### [Supplied material]
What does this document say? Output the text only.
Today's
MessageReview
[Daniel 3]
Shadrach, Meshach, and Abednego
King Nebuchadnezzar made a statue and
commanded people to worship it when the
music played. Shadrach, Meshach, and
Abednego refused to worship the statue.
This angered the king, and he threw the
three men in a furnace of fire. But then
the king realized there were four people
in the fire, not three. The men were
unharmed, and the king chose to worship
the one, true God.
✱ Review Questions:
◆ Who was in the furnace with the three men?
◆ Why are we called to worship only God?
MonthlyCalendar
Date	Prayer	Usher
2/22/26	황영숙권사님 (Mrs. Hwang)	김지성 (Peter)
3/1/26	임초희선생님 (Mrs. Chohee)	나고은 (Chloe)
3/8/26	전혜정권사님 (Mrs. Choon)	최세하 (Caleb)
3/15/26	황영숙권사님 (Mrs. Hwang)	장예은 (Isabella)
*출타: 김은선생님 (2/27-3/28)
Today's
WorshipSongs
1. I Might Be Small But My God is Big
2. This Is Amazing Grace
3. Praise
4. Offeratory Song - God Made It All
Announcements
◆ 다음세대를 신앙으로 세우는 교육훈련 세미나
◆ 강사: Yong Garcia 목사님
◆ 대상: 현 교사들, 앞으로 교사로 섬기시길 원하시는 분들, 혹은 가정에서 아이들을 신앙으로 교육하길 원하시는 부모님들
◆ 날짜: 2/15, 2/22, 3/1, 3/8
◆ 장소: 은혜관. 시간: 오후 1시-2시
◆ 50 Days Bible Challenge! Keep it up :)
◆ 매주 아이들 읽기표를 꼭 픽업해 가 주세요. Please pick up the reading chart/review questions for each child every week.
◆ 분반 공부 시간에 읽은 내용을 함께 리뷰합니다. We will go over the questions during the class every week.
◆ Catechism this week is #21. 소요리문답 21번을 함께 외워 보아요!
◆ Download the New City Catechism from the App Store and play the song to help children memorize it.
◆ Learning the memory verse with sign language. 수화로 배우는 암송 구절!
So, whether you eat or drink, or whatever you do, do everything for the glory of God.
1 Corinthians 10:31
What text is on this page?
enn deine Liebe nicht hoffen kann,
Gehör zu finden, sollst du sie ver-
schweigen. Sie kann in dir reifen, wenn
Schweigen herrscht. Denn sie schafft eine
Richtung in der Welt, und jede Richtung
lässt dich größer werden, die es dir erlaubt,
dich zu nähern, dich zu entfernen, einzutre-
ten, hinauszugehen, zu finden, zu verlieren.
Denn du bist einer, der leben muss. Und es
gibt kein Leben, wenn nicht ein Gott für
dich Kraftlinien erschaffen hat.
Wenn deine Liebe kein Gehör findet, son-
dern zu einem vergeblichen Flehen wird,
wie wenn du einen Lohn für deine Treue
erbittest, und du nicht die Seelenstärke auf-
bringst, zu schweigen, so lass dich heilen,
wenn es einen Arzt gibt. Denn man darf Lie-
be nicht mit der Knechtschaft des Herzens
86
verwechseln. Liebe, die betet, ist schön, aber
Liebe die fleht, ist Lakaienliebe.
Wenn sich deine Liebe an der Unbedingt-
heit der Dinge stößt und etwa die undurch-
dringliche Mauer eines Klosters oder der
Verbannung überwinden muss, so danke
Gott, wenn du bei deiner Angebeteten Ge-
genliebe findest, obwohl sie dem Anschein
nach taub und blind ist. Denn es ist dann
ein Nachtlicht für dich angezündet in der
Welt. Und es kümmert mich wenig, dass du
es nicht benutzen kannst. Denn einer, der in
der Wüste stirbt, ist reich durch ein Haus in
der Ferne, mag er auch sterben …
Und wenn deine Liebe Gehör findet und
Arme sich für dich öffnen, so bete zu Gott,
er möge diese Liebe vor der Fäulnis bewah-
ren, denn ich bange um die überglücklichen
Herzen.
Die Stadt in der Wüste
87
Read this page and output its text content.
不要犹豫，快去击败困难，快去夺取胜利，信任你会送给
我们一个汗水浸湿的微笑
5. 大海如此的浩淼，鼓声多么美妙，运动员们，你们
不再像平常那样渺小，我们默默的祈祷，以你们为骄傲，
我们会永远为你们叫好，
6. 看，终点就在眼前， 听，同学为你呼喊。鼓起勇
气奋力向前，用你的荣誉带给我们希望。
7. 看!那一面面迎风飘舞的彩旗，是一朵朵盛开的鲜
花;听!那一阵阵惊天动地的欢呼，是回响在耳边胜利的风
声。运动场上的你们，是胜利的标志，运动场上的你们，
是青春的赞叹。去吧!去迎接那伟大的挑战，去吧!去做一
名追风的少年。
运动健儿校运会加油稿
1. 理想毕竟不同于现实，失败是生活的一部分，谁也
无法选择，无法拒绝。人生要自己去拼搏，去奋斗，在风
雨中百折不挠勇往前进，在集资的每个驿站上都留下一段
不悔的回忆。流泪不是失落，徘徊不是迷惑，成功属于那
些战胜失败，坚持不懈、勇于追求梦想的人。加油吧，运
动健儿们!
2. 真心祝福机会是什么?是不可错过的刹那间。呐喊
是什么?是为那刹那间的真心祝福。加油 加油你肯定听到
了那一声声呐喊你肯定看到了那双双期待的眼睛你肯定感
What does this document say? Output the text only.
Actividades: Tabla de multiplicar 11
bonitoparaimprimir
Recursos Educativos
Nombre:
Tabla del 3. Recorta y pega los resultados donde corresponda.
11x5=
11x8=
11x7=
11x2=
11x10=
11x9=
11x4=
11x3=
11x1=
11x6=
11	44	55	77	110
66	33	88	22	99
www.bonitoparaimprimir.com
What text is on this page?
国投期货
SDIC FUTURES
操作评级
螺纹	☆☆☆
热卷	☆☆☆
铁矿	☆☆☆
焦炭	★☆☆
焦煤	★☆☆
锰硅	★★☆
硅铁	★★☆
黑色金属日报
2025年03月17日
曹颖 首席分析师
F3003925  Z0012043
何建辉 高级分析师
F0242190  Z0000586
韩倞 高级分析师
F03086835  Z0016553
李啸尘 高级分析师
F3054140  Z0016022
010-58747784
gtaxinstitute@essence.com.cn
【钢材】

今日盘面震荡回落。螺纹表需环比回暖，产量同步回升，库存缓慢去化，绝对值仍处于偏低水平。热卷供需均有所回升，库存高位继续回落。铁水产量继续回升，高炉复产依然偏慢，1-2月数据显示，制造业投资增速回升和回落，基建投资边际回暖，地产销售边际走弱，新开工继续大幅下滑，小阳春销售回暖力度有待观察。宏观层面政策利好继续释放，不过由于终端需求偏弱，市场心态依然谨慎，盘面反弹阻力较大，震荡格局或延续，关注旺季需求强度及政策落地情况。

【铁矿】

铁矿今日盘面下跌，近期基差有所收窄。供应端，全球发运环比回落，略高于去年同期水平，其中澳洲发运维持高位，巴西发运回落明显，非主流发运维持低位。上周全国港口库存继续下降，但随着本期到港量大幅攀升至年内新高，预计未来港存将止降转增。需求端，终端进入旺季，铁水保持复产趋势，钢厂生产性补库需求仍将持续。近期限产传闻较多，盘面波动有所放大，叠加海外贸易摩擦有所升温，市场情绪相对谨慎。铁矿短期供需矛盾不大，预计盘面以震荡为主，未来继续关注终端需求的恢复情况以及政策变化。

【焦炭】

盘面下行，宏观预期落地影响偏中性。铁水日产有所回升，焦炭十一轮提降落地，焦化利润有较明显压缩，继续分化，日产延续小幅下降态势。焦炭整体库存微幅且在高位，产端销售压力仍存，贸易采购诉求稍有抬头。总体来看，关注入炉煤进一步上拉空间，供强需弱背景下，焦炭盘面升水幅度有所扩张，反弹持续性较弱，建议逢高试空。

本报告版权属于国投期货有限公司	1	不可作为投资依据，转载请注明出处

### [Exercise instructions]
Filter the records above for lines containing the word "with", and copy those lines.

### [Solution to this exercise]
◆ Who was in the furnace with the three men?
◆ Learning the memory verse with sign language. 수화로 배우는 암송 구절!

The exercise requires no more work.